— Begin DATA TO PROCESS —

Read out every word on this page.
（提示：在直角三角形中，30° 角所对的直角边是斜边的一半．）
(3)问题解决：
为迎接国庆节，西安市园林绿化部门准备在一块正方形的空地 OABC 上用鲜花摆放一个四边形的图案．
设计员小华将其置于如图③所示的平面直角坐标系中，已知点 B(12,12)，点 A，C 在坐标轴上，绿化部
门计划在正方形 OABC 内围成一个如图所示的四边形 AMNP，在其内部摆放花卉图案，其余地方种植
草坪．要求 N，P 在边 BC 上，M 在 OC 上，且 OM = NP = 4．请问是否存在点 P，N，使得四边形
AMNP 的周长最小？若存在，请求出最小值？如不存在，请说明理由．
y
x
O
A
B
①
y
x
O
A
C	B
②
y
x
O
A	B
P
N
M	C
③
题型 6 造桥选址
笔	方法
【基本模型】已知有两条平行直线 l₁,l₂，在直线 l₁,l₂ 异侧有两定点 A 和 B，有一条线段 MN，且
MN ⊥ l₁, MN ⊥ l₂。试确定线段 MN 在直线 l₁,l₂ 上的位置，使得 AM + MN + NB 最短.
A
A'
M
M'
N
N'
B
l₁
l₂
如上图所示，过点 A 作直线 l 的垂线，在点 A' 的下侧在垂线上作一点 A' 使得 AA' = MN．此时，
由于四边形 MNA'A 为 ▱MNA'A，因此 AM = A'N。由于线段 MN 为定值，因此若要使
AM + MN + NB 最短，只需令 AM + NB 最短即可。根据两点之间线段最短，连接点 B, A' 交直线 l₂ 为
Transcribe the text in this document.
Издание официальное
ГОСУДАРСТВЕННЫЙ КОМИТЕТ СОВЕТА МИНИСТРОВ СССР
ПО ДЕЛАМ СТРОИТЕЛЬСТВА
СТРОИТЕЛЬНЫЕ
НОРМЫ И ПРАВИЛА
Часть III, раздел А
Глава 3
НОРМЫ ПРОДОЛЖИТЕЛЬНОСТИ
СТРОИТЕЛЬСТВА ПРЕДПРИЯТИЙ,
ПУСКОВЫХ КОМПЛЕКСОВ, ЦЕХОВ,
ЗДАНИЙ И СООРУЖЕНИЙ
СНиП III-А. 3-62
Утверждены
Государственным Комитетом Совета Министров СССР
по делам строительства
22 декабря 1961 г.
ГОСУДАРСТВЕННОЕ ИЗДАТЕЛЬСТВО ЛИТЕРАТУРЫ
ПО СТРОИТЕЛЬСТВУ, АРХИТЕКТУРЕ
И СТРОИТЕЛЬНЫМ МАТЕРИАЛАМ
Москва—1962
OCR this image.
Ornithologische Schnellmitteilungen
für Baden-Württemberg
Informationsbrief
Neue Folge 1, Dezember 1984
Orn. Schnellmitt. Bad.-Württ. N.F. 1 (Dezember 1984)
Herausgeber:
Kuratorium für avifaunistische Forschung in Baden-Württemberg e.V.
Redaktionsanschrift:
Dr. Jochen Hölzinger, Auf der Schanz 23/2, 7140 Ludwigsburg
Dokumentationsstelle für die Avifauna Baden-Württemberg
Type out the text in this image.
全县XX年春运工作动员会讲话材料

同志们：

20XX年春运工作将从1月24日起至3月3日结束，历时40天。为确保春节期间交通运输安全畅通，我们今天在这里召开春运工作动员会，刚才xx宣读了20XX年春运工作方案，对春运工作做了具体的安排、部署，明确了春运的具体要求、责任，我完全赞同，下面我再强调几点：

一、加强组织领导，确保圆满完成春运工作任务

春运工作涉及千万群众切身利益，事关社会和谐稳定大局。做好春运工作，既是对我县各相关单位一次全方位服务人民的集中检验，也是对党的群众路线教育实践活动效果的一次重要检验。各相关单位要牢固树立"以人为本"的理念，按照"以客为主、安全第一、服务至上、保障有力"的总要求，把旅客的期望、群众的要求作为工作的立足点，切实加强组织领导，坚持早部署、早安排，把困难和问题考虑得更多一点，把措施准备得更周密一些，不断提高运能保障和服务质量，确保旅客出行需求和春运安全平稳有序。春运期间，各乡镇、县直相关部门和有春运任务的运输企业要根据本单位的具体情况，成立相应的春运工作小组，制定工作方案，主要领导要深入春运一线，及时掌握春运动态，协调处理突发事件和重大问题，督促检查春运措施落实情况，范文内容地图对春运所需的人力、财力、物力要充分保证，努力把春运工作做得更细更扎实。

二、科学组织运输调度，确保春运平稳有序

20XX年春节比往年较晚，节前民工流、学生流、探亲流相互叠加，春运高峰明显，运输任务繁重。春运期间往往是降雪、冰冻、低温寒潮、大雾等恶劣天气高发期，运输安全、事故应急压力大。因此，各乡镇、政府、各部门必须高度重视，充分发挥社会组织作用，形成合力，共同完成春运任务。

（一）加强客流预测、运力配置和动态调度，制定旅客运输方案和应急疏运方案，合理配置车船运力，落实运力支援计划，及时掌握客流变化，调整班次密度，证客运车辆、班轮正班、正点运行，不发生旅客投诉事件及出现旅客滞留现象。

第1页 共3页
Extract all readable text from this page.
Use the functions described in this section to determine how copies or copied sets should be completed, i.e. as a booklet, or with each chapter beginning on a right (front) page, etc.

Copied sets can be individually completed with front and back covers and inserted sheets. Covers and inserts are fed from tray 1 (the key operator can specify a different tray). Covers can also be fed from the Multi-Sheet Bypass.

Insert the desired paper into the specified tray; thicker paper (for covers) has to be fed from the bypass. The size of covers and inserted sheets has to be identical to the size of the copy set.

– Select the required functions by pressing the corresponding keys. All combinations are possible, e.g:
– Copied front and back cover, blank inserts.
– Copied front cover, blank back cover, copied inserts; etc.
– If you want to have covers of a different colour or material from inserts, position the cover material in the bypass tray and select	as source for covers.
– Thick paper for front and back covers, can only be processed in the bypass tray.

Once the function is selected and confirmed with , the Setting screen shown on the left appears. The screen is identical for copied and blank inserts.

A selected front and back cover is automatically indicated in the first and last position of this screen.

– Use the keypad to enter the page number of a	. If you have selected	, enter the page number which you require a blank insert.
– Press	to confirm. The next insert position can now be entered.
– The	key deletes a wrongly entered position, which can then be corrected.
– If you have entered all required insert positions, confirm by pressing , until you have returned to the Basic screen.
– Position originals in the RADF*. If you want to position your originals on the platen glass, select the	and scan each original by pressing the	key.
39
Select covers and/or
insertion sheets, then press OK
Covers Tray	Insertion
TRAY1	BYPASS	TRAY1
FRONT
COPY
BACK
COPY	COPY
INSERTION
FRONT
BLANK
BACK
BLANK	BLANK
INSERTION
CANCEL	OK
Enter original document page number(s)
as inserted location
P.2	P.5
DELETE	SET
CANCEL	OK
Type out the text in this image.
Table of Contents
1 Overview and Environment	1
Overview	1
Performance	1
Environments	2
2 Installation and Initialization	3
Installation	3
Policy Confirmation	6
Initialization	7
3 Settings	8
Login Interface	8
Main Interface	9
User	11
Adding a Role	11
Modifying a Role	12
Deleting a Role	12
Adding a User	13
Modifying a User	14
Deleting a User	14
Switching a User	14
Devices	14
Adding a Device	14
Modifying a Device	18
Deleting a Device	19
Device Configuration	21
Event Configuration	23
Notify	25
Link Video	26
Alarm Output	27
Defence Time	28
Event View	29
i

— End DATA TO PROCESS —

## REQUIRED WORK:
Write down only the number of lines that contain the string "Modifying" in the listing.

## ANSWER FOR THE TASK:
3